* WRITTEN TASK *
Pull out each line of the records holding the string "description".

* Saved entries *

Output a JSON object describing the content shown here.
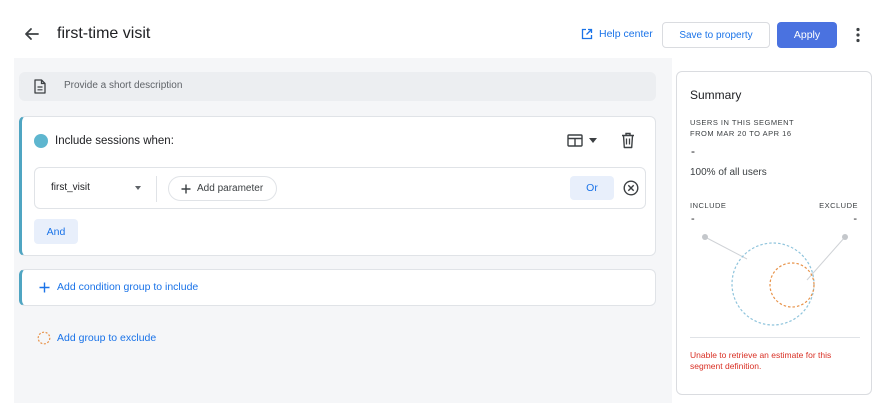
{
  "header": {
    "title": "first-time visit",
    "help_label": "Help center",
    "save_label": "Save to property",
    "apply_label": "Apply"
  },
  "description": {
    "placeholder": "Provide a short description"
  },
  "include_group": {
    "title": "Include sessions when:",
    "condition": {
      "event": "first_visit",
      "add_parameter_label": "Add parameter",
      "or_label": "Or"
    },
    "and_label": "And"
  },
  "add_condition_group_label": "Add condition group to include",
  "add_exclude_group_label": "Add group to exclude",
  "summary": {
    "title": "Summary",
    "users_label": "USERS IN THIS SEGMENT",
    "date_range": "FROM MAR 20 TO APR 16",
    "users_value": "-",
    "percent_text": "100% of all users",
    "include_label": "INCLUDE",
    "include_value": "-",
    "exclude_label": "EXCLUDE",
    "exclude_value": "-",
    "error_text": "Unable to retrieve an estimate for this segment definition."
  },
  "colors": {
    "accent": "#1a73e8",
    "apply_button": "#4a72e0",
    "include_dot": "#5eb6cf",
    "exclude_ring": "#e8934a",
    "error": "#d93025"
  },
  "icons": {
    "back": "arrow-left-icon",
    "help": "open-in-new-icon",
    "more": "more-vert-icon",
    "description": "document-icon",
    "view": "view-layout-icon",
    "delete": "trash-icon",
    "close": "cancel-circle-icon"
  }
}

* ANSWER TO THE EXERCISE *
  "description": {
    "placeholder": "Provide a short description"
    "description": "document-icon",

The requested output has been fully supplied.